- [DIRECTION]:
Examine each line of the data. Copy those that contain the string "Wash".

- [INFORMATION SHOWN]:
◇ ◇ ◇ ◇ ◇ ◇ ◇

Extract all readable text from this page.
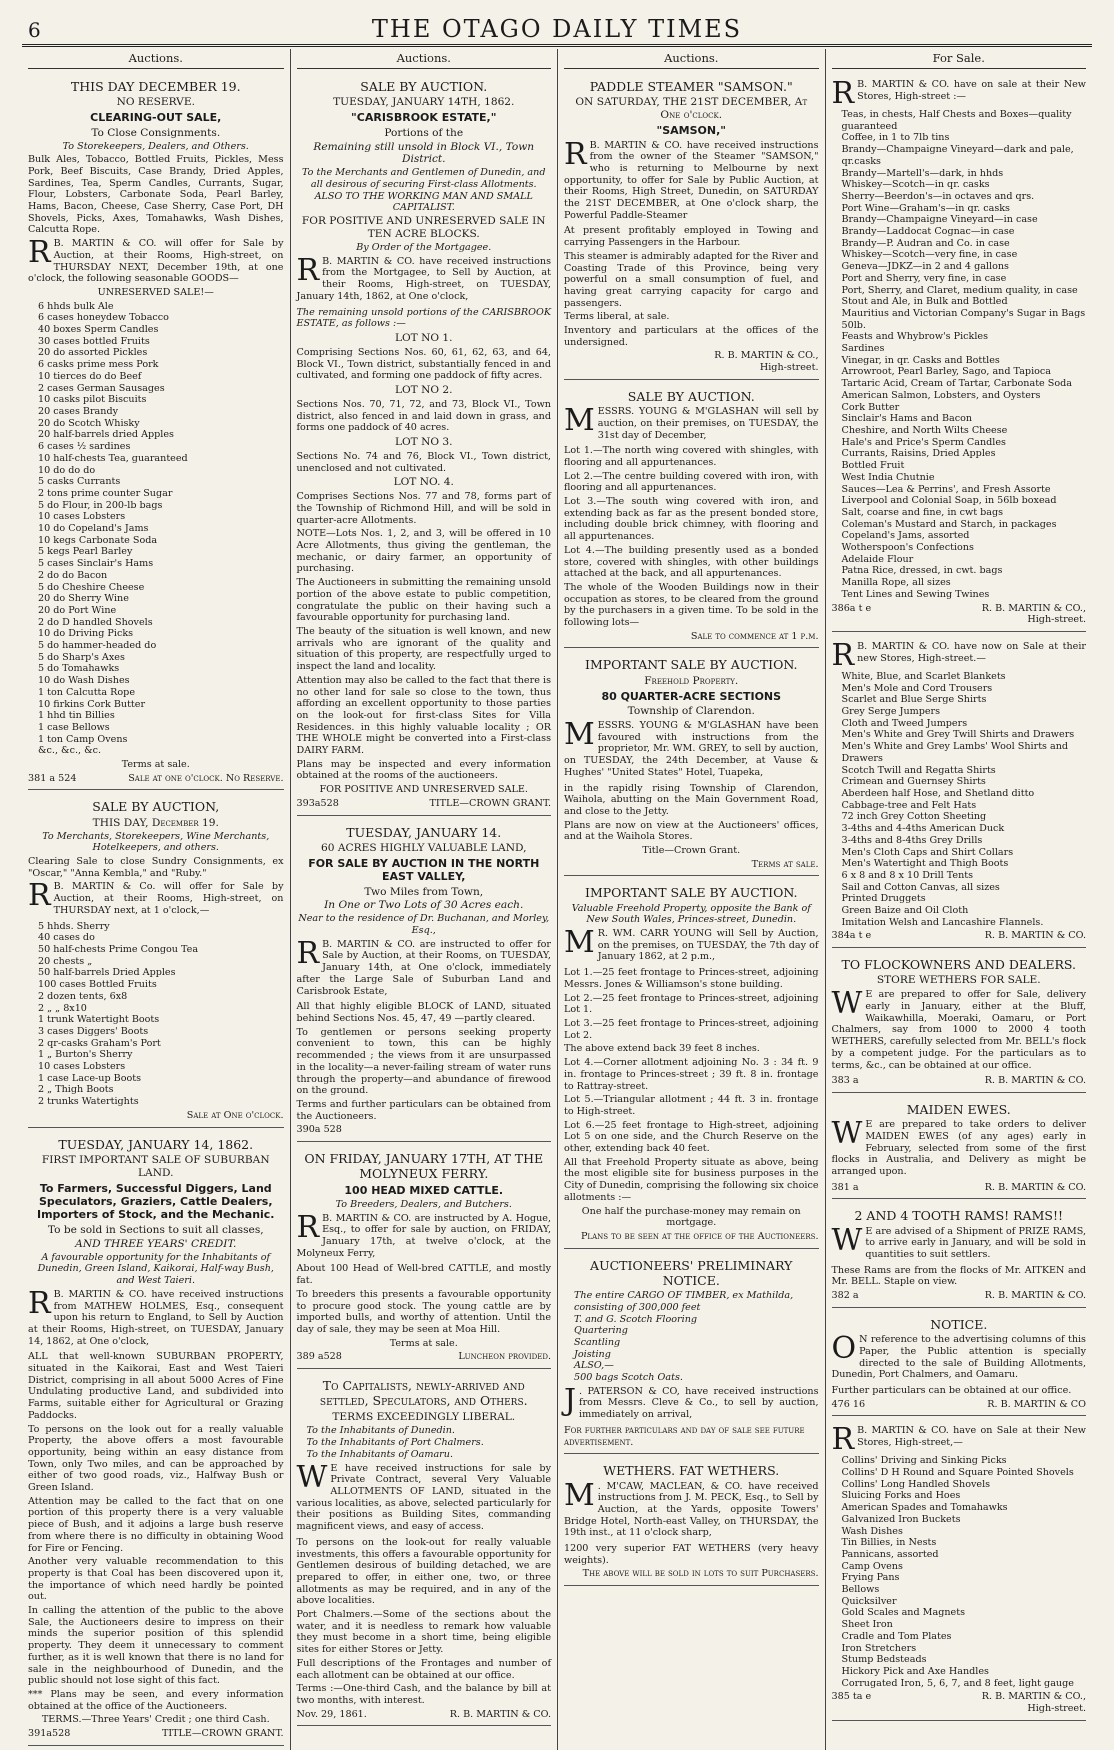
6	THE OTAGO DAILY TIMES
Auctions.
THIS DAY DECEMBER 19.
NO RESERVE.
CLEARING-OUT SALE,
To Close Consignments.
To Storekeepers, Dealers, and Others.
Bulk Ales, Tobacco, Bottled Fruits, Pickles, Mess Pork, Beef Biscuits, Case Brandy, Dried Apples, Sardines, Tea, Sperm Candles, Currants, Sugar, Flour, Lobsters, Carbonate Soda, Pearl Barley, Hams, Bacon, Cheese, Case Sherry, Case Port, DH Shovels, Picks, Axes, Tomahawks, Wash Dishes, Calcutta Rope.
R B. MARTIN & CO. will offer for Sale by Auction, at their Rooms, High-street, on THURSDAY NEXT, December 19th, at one o'clock, the following seasonable GOODS—
UNRESERVED SALE!—
6 hhds bulk Ale
6 cases honeydew Tobacco
40 boxes Sperm Candles
30 cases bottled Fruits
20 do assorted Pickles
6 casks prime mess Pork
10 tierces do do Beef
2 cases German Sausages
10 casks pilot Biscuits
20 cases Brandy
20 do Scotch Whisky
20 half-barrels dried Apples
6 cases ½ sardines
10 half-chests Tea, guaranteed
10 do do do
5 casks Currants
2 tons prime counter Sugar
5 do Flour, in 200-lb bags
10 cases Lobsters
10 do Copeland's Jams
10 kegs Carbonate Soda
5 kegs Pearl Barley
5 cases Sinclair's Hams
2 do do Bacon
5 do Cheshire Cheese
20 do Sherry Wine
20 do Port Wine
2 do D handled Shovels
10 do Driving Picks
5 do hammer-headed do
5 do Sharp's Axes
5 do Tomahawks
10 do Wash Dishes
1 ton Calcutta Rope
10 firkins Cork Butter
1 hhd tin Billies
1 case Bellows
1 ton Camp Ovens
&c., &c., &c.
Terms at sale.
381 a 524	Sale at one o'clock. No Reserve.
SALE BY AUCTION,
THIS DAY, December 19.
To Merchants, Storekeepers, Wine Merchants, Hotelkeepers, and others.
Clearing Sale to close Sundry Consignments, ex "Oscar," "Anna Kembla," and "Ruby."
R B. MARTIN & Co. will offer for Sale by Auction, at their Rooms, High-street, on THURSDAY next, at 1 o'clock,—
5 hhds. Sherry
40 cases do
50 half-chests Prime Congou Tea
20 chests „
50 half-barrels Dried Apples
100 cases Bottled Fruits
2 dozen tents, 6x8
2 „ „ 8x10
1 trunk Watertight Boots
3 cases Diggers' Boots
2 qr-casks Graham's Port
1 „ Burton's Sherry
10 cases Lobsters
1 case Lace-up Boots
2 „ Thigh Boots
2 trunks Watertights
Sale at One o'clock.
TUESDAY, JANUARY 14, 1862.
FIRST IMPORTANT SALE OF SUBURBAN LAND.
To Farmers, Successful Diggers, Land Speculators, Graziers, Cattle Dealers, Importers of Stock, and the Mechanic.
To be sold in Sections to suit all classes,
AND THREE YEARS' CREDIT.
A favourable opportunity for the Inhabitants of Dunedin, Green Island, Kaikorai, Half-way Bush, and West Taieri.
R B. MARTIN & CO. have received instructions from MATHEW HOLMES, Esq., consequent upon his return to England, to Sell by Auction at their Rooms, High-street, on TUESDAY, January 14, 1862, at One o'clock,
ALL that well-known SUBURBAN PROPERTY, situated in the Kaikorai, East and West Taieri District, comprising in all about 5000 Acres of Fine Undulating productive Land, and subdivided into Farms, suitable either for Agricultural or Grazing Paddocks.
To persons on the look out for a really valuable Property, the above offers a most favourable opportunity, being within an easy distance from Town, only Two miles, and can be approached by either of two good roads, viz., Halfway Bush or Green Island.
Attention may be called to the fact that on one portion of this property there is a very valuable piece of Bush, and it adjoins a large bush reserve from where there is no difficulty in obtaining Wood for Fire or Fencing.
Another very valuable recommendation to this property is that Coal has been discovered upon it, the importance of which need hardly be pointed out.
In calling the attention of the public to the above Sale, the Auctioneers desire to impress on their minds the superior position of this splendid property. They deem it unnecessary to comment further, as it is well known that there is no land for sale in the neighbourhood of Dunedin, and the public should not lose sight of this fact.
*** Plans may be seen, and every information obtained at the office of the Auctioneers.
TERMS.—Three Years' Credit ; one third Cash.
391a528	TITLE—CROWN GRANT.
Auctions.
SALE BY AUCTION.
TUESDAY, JANUARY 14TH, 1862.
"CARISBROOK ESTATE,"
Portions of the
Remaining still unsold in Block VI., Town District.
To the Merchants and Gentlemen of Dunedin, and all desirous of securing First-class Allotments. ALSO TO THE WORKING MAN AND SMALL CAPITALIST.
FOR POSITIVE AND UNRESERVED SALE IN TEN ACRE BLOCKS.
By Order of the Mortgagee.
R B. MARTIN & CO. have received instructions from the Mortgagee, to Sell by Auction, at their Rooms, High-street, on TUESDAY, January 14th, 1862, at One o'clock,
The remaining unsold portions of the CARISBROOK ESTATE, as follows :—
LOT NO 1.
Comprising Sections Nos. 60, 61, 62, 63, and 64, Block VI., Town district, substantially fenced in and cultivated, and forming one paddock of fifty acres.
LOT NO 2.
Sections Nos. 70, 71, 72, and 73, Block VI., Town district, also fenced in and laid down in grass, and forms one paddock of 40 acres.
LOT NO 3.
Sections No. 74 and 76, Block VI., Town district, unenclosed and not cultivated.
LOT NO. 4.
Comprises Sections Nos. 77 and 78, forms part of the Township of Richmond Hill, and will be sold in quarter-acre Allotments.
NOTE—Lots Nos. 1, 2, and 3, will be offered in 10 Acre Allotments, thus giving the gentleman, the mechanic, or dairy farmer, an opportunity of purchasing.
The Auctioneers in submitting the remaining unsold portion of the above estate to public competition, congratulate the public on their having such a favourable opportunity for purchasing land.
The beauty of the situation is well known, and new arrivals who are ignorant of the quality and situation of this property, are respectfully urged to inspect the land and locality.
Attention may also be called to the fact that there is no other land for sale so close to the town, thus affording an excellent opportunity to those parties on the look-out for first-class Sites for Villa Residences. in this highly valuable locality ; OR THE WHOLE might be converted into a First-class DAIRY FARM.
Plans may be inspected and every information obtained at the rooms of the auctioneers.
FOR POSITIVE AND UNRESERVED SALE.
393a528	TITLE—CROWN GRANT.
TUESDAY, JANUARY 14.
60 ACRES HIGHLY VALUABLE LAND,
FOR SALE BY AUCTION IN THE NORTH EAST VALLEY,
Two Miles from Town,
In One or Two Lots of 30 Acres each.
Near to the residence of Dr. Buchanan, and Morley, Esq.,
R B. MARTIN & CO. are instructed to offer for Sale by Auction, at their Rooms, on TUESDAY, January 14th, at One o'clock, immediately after the Large Sale of Suburban Land and Carisbrook Estate,
All that highly eligible BLOCK of LAND, situated behind Sections Nos. 45, 47, 49 —partly cleared.
To gentlemen or persons seeking property convenient to town, this can be highly recommended ; the views from it are unsurpassed in the locality—a never-failing stream of water runs through the property—and abundance of firewood on the ground.
Terms and further particulars can be obtained from the Auctioneers.
390a 528
ON FRIDAY, JANUARY 17TH, AT THE MOLYNEUX FERRY.
100 HEAD MIXED CATTLE.
To Breeders, Dealers, and Butchers.
R B. MARTIN & CO. are instructed by A. Hogue, Esq., to offer for sale by auction, on FRIDAY, January 17th, at twelve o'clock, at the Molyneux Ferry,
About 100 Head of Well-bred CATTLE, and mostly fat.
To breeders this presents a favourable opportunity to procure good stock. The young cattle are by imported bulls, and worthy of attention. Until the day of sale, they may be seen at Moa Hill.
Terms at sale.
389 a528	Luncheon provided.
To Capitalists, newly-arrived and settled, Speculators, and Others.
TERMS EXCEEDINGLY LIBERAL.
To the Inhabitants of Dunedin.
To the Inhabitants of Port Chalmers.
To the Inhabitants of Oamaru.
W E have received instructions for sale by Private Contract, several Very Valuable ALLOTMENTS OF LAND, situated in the various localities, as above, selected particularly for their positions as Building Sites, commanding magnificent views, and easy of access.
To persons on the look-out for really valuable investments, this offers a favourable opportunity for Gentlemen desirous of building detached, we are prepared to offer, in either one, two, or three allotments as may be required, and in any of the above localities.
Port Chalmers.—Some of the sections about the water, and it is needless to remark how valuable they must become in a short time, being eligible sites for either Stores or Jetty.
Full descriptions of the Frontages and number of each allotment can be obtained at our office.
Terms :—One-third Cash, and the balance by bill at two months, with interest.
Nov. 29, 1861.	R. B. MARTIN & CO.
Auctions.
PADDLE STEAMER "SAMSON."
ON SATURDAY, THE 21ST DECEMBER, At One o'clock.
"SAMSON,"
R B. MARTIN & CO. have received instructions from the owner of the Steamer "SAMSON," who is returning to Melbourne by next opportunity, to offer for Sale by Public Auction, at their Rooms, High Street, Dunedin, on SATURDAY the 21ST DECEMBER, at One o'clock sharp, the Powerful Paddle-Steamer
At present profitably employed in Towing and carrying Passengers in the Harbour.
This steamer is admirably adapted for the River and Coasting Trade of this Province, being very powerful on a small consumption of fuel, and having great carrying capacity for cargo and passengers.
Terms liberal, at sale.
Inventory and particulars at the offices of the undersigned.
R. B. MARTIN & CO.,
High-street.
SALE BY AUCTION.
MESSRS. YOUNG & M'GLASHAN will sell by auction, on their premises, on TUESDAY, the 31st day of December,
Lot 1.—The north wing covered with shingles, with flooring and all appurtenances.
Lot 2.—The centre building covered with iron, with flooring and all appurtenances.
Lot 3.—The south wing covered with iron, and extending back as far as the present bonded store, including double brick chimney, with flooring and all appurtenances.
Lot 4.—The building presently used as a bonded store, covered with shingles, with other buildings attached at the back, and all appurtenances.
The whole of the Wooden Buildings now in their occupation as stores, to be cleared from the ground by the purchasers in a given time. To be sold in the following lots—
Sale to commence at 1 p.m.
IMPORTANT SALE BY AUCTION.
Freehold Property.
80 QUARTER-ACRE SECTIONS
Township of Clarendon.
MESSRS. YOUNG & M'GLASHAN have been favoured with instructions from the proprietor, Mr. WM. GREY, to sell by auction, on TUESDAY, the 24th December, at Vause & Hughes' "United States" Hotel, Tuapeka,
in the rapidly rising Township of Clarendon, Waihola, abutting on the Main Government Road, and close to the Jetty.
Plans are now on view at the Auctioneers' offices, and at the Waihola Stores.
Title—Crown Grant.
Terms at sale.
IMPORTANT SALE BY AUCTION.
Valuable Freehold Property, opposite the Bank of New South Wales, Princes-street, Dunedin.
M R. WM. CARR YOUNG will Sell by Auction, on the premises, on TUESDAY, the 7th day of January 1862, at 2 p.m.,
Lot 1.—25 feet frontage to Princes-street, adjoining Messrs. Jones & Williamson's stone building.
Lot 2.—25 feet frontage to Princes-street, adjoining Lot 1.
Lot 3.—25 feet frontage to Princes-street, adjoining Lot 2.
The above extend back 39 feet 8 inches.
Lot 4.—Corner allotment adjoining No. 3 : 34 ft. 9 in. frontage to Princes-street ; 39 ft. 8 in. frontage to Rattray-street.
Lot 5.—Triangular allotment ; 44 ft. 3 in. frontage to High-street.
Lot 6.—25 feet frontage to High-street, adjoining Lot 5 on one side, and the Church Reserve on the other, extending back 40 feet.
All that Freehold Property situate as above, being the most eligible site for business purposes in the City of Dunedin, comprising the following six choice allotments :—
One half the purchase-money may remain on mortgage.
Plans to be seen at the office of the Auctioneers.
AUCTIONEERS' PRELIMINARY NOTICE.
The entire CARGO OF TIMBER, ex Mathilda, consisting of 300,000 feet
T. and G. Scotch Flooring
Quartering
Scantling
Joisting
ALSO,—
500 bags Scotch Oats.
J . PATERSON & CO, have received instructions from Messrs. Cleve & Co., to sell by auction, immediately on arrival,
For further particulars and day of sale see future advertisement.
WETHERS. FAT WETHERS.
M . M'CAW, MACLEAN, & CO. have received instructions from J. M. PECK, Esq., to Sell by Auction, at the Yards, opposite Towers' Bridge Hotel, North-east Valley, on THURSDAY, the 19th inst., at 11 o'clock sharp,
1200 very superior FAT WETHERS (very heavy weights).
The above will be sold in lots to suit Purchasers.
For Sale.
R B. MARTIN & CO. have on sale at their New Stores, High-street :—
Teas, in chests, Half Chests and Boxes—quality guaranteed
Coffee, in 1 to 7lb tins
Brandy—Champaigne Vineyard—dark and pale, qr.casks
Brandy—Martell's—dark, in hhds
Whiskey—Scotch—in qr. casks
Sherry—Beerdon's—in octaves and qrs.
Port Wine—Graham's—in qr. casks
Brandy—Champaigne Vineyard—in case
Brandy—Laddocat Cognac—in case
Brandy—P. Audran and Co. in case
Whiskey—Scotch—very fine, in case
Geneva—JDKZ—in 2 and 4 gallons
Port and Sherry, very fine, in case
Port, Sherry, and Claret, medium quality, in case
Stout and Ale, in Bulk and Bottled
Mauritius and Victorian Company's Sugar in Bags 50lb.
Feasts and Whybrow's Pickles
Sardines
Vinegar, in qr. Casks and Bottles
Arrowroot, Pearl Barley, Sago, and Tapioca
Tartaric Acid, Cream of Tartar, Carbonate Soda
American Salmon, Lobsters, and Oysters
Cork Butter
Sinclair's Hams and Bacon
Cheshire, and North Wilts Cheese
Hale's and Price's Sperm Candles
Currants, Raisins, Dried Apples
Bottled Fruit
West India Chutnie
Sauces—Lea & Perrins', and Fresh Assorte
Liverpool and Colonial Soap, in 56lb boxead
Salt, coarse and fine, in cwt bags
Coleman's Mustard and Starch, in packages
Copeland's Jams, assorted
Wotherspoon's Confections
Adelaide Flour
Patna Rice, dressed, in cwt. bags
Manilla Rope, all sizes
Tent Lines and Sewing Twines
386a t e	R. B. MARTIN & CO.,
High-street.
R B. MARTIN & CO. have now on Sale at their new Stores, High-street.—
White, Blue, and Scarlet Blankets
Men's Mole and Cord Trousers
Scarlet and Blue Serge Shirts
Grey Serge Jumpers
Cloth and Tweed Jumpers
Men's White and Grey Twill Shirts and Drawers
Men's White and Grey Lambs' Wool Shirts and Drawers
Scotch Twill and Regatta Shirts
Crimean and Guernsey Shirts
Aberdeen half Hose, and Shetland ditto
Cabbage-tree and Felt Hats
72 inch Grey Cotton Sheeting
3-4ths and 4-4ths American Duck
3-4ths and 8-4ths Grey Drills
Men's Cloth Caps and Shirt Collars
Men's Watertight and Thigh Boots
6 x 8 and 8 x 10 Drill Tents
Sail and Cotton Canvas, all sizes
Printed Druggets
Green Baize and Oil Cloth
Imitation Welsh and Lancashire Flannels.
384a t e	R. B. MARTIN & CO.
TO FLOCKOWNERS AND DEALERS.
STORE WETHERS FOR SALE.
W E are prepared to offer for Sale, delivery early in January, either at the Bluff, Waikawhilla, Moeraki, Oamaru, or Port Chalmers, say from 1000 to 2000 4 tooth WETHERS, carefully selected from Mr. BELL's flock by a competent judge. For the particulars as to terms, &c., can be obtained at our office.
383 a	R. B. MARTIN & CO.
MAIDEN EWES.
W E are prepared to take orders to deliver MAIDEN EWES (of any ages) early in February, selected from some of the first flocks in Australia, and Delivery as might be arranged upon.
381 a	R. B. MARTIN & CO.
2 AND 4 TOOTH RAMS! RAMS!!
W E are advised of a Shipment of PRIZE RAMS, to arrive early in January, and will be sold in quantities to suit settlers.
These Rams are from the flocks of Mr. AITKEN and Mr. BELL. Staple on view.
382 a	R. B. MARTIN & CO.
NOTICE.
O N reference to the advertising columns of this Paper, the Public attention is specially directed to the sale of Building Allotments, Dunedin, Port Chalmers, and Oamaru.
Further particulars can be obtained at our office.
476 16	R. B. MARTIN & CO
R B. MARTIN & CO. have on Sale at their New Stores, High-street,—
Collins' Driving and Sinking Picks
Collins' D H Round and Square Pointed Shovels
Collins' Long Handled Shovels
Sluicing Forks and Hoes
American Spades and Tomahawks
Galvanized Iron Buckets
Wash Dishes
Tin Billies, in Nests
Pannicans, assorted
Camp Ovens
Frying Pans
Bellows
Quicksilver
Gold Scales and Magnets
Sheet Iron
Cradle and Tom Plates
Iron Stretchers
Stump Bedsteads
Hickory Pick and Axe Handles
Corrugated Iron, 5, 6, 7, and 8 feet, light gauge
385 ta e	R. B. MARTIN & CO.,
High-street.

◇ ◇ ◇ ◇ ◇ ◇ ◇

- [RESPONSE TO THE TASK]:
Bulk Ales, Tobacco, Bottled Fruits, Pickles, Mess Pork, Beef Biscuits, Case Brandy, Dried Apples, Sardines, Tea, Sperm Candles, Currants, Sugar, Flour, Lobsters, Carbonate Soda, Pearl Barley, Hams, Bacon, Cheese, Case Sherry, Case Port, DH Shovels, Picks, Axes, Tomahawks, Wash Dishes, Calcutta Rope.
10 do Wash Dishes
Wash Dishes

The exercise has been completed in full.